TASK DESCRIPTION:
Among the lines listed below, count those that include the string "chẩn", and state only the count.

INPUT MATERIAL:
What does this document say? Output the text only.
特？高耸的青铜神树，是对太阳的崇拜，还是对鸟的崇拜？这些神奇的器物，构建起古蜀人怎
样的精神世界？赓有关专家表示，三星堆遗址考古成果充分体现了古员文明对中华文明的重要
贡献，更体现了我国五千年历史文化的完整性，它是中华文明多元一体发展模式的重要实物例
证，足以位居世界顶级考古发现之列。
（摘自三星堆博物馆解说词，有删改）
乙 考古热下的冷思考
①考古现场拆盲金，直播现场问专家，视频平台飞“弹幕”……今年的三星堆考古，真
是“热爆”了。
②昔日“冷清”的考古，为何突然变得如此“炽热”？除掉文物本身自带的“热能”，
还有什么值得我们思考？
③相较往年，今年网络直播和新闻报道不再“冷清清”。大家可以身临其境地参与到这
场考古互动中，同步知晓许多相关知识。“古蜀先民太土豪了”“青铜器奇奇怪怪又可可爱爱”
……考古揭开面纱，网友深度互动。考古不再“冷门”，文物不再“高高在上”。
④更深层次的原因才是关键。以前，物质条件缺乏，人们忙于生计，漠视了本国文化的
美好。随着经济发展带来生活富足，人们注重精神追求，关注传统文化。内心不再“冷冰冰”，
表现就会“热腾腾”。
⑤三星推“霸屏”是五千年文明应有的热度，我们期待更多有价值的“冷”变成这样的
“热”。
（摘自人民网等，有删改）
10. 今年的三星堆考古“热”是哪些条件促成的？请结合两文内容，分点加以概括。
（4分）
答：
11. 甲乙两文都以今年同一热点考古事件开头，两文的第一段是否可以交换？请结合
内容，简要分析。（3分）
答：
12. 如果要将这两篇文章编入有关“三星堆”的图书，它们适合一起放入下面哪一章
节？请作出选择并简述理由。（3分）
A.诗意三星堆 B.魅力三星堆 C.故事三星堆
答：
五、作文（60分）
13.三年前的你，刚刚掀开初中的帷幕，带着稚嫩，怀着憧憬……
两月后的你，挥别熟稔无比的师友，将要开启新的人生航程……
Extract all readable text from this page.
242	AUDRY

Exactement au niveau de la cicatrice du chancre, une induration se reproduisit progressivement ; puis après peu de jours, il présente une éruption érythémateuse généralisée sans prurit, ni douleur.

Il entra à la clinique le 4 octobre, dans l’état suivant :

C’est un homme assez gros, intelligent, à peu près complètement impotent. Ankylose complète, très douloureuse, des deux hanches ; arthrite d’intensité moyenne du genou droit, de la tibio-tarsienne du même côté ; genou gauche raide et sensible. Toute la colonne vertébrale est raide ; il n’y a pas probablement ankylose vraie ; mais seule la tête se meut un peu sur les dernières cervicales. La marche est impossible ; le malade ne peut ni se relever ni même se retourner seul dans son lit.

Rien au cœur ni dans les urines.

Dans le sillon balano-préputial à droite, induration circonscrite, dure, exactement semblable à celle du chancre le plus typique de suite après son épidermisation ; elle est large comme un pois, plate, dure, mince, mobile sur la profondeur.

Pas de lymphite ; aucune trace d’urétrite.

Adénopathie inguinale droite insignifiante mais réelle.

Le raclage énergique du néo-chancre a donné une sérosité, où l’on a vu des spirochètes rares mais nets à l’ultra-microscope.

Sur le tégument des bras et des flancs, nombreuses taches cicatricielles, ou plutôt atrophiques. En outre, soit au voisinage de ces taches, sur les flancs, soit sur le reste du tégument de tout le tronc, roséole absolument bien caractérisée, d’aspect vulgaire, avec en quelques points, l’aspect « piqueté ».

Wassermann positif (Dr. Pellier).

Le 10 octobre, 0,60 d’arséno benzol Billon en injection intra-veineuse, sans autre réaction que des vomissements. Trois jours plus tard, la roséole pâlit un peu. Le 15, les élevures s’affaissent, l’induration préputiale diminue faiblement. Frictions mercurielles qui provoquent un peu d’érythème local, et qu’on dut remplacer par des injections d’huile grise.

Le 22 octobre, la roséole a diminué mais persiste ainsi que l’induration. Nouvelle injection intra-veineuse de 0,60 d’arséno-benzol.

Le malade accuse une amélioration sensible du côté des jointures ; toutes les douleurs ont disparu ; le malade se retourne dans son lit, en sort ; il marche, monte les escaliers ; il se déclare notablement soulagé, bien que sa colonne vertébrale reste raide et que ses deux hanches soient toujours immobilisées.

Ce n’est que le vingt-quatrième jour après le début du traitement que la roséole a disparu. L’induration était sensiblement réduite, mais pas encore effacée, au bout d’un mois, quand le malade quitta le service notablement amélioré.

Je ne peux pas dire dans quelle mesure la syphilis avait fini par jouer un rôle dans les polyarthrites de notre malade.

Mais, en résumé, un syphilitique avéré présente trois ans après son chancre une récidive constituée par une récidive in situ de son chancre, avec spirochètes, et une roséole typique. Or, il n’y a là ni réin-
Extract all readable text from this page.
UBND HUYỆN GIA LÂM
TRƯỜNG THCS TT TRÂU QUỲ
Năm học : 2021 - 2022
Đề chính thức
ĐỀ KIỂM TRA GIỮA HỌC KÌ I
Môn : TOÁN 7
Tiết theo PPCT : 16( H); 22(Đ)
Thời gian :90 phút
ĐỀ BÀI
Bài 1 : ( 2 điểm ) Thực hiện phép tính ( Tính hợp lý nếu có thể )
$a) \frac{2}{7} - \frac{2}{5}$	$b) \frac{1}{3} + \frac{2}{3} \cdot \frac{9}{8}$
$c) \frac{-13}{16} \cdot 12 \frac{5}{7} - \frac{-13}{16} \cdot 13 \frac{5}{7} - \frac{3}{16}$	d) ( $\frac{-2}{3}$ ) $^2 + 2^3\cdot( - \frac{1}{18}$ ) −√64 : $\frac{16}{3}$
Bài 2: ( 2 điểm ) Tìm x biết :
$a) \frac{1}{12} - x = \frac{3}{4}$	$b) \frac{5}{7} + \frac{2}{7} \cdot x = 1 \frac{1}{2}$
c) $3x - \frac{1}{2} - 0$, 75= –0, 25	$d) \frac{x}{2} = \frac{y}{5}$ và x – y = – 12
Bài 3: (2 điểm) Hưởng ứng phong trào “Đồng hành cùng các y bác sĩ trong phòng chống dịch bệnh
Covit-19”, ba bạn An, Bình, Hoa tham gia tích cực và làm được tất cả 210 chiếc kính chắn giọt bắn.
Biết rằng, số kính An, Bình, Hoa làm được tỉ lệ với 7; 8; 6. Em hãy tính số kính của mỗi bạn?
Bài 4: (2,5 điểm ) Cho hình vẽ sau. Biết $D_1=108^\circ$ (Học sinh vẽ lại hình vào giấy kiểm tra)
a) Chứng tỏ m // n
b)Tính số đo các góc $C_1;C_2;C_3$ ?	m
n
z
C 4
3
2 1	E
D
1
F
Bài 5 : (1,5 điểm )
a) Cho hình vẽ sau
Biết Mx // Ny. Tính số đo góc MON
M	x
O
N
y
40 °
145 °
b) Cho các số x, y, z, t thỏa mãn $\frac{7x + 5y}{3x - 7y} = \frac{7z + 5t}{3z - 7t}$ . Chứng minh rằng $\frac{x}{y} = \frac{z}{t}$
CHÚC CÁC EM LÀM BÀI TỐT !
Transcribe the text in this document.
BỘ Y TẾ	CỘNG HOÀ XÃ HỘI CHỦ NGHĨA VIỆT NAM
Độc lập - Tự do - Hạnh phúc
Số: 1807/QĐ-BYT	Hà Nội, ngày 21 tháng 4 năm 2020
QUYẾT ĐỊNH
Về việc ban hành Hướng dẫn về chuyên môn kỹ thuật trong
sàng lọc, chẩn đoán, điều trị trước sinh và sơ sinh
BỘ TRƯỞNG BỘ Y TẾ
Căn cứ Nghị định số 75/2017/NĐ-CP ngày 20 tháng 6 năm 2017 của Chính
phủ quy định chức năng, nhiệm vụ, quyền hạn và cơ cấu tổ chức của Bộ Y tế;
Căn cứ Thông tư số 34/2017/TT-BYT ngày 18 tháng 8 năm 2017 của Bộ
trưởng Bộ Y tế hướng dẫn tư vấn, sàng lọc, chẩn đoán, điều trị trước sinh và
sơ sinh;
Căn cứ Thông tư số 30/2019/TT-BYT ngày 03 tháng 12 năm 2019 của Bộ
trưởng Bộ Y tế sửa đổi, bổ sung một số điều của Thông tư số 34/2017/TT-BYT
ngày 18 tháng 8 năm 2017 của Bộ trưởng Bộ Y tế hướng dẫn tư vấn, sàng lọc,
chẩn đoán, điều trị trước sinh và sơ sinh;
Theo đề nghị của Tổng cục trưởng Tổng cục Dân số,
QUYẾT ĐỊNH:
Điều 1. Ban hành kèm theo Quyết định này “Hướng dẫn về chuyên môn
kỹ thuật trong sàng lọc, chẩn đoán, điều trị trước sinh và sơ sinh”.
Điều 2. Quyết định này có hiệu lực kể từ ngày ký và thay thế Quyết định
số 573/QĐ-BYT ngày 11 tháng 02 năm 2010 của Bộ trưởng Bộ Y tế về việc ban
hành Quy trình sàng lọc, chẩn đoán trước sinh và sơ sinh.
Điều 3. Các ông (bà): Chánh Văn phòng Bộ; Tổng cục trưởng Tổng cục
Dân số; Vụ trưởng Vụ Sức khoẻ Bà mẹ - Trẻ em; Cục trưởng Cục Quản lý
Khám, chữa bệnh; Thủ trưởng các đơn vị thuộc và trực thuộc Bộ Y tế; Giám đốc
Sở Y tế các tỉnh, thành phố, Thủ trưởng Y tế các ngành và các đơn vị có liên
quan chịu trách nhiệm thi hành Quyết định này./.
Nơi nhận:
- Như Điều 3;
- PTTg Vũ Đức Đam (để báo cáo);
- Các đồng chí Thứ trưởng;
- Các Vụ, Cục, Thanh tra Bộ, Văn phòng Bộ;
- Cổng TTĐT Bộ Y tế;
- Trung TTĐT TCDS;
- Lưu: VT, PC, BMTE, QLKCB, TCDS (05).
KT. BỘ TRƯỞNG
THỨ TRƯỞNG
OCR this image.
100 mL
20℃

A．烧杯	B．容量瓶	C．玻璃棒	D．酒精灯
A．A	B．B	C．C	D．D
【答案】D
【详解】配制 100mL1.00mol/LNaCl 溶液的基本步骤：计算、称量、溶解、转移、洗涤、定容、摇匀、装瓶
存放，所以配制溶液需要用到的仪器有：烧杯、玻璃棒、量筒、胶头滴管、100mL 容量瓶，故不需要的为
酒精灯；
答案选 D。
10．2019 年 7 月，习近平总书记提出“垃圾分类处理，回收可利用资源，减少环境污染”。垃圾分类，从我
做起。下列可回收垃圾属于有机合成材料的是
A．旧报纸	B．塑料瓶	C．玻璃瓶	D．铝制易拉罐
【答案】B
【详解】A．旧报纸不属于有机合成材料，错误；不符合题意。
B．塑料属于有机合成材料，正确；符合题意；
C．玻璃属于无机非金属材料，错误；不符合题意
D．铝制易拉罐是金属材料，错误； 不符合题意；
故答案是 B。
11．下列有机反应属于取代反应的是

RESPONSE TO THE TASK:
5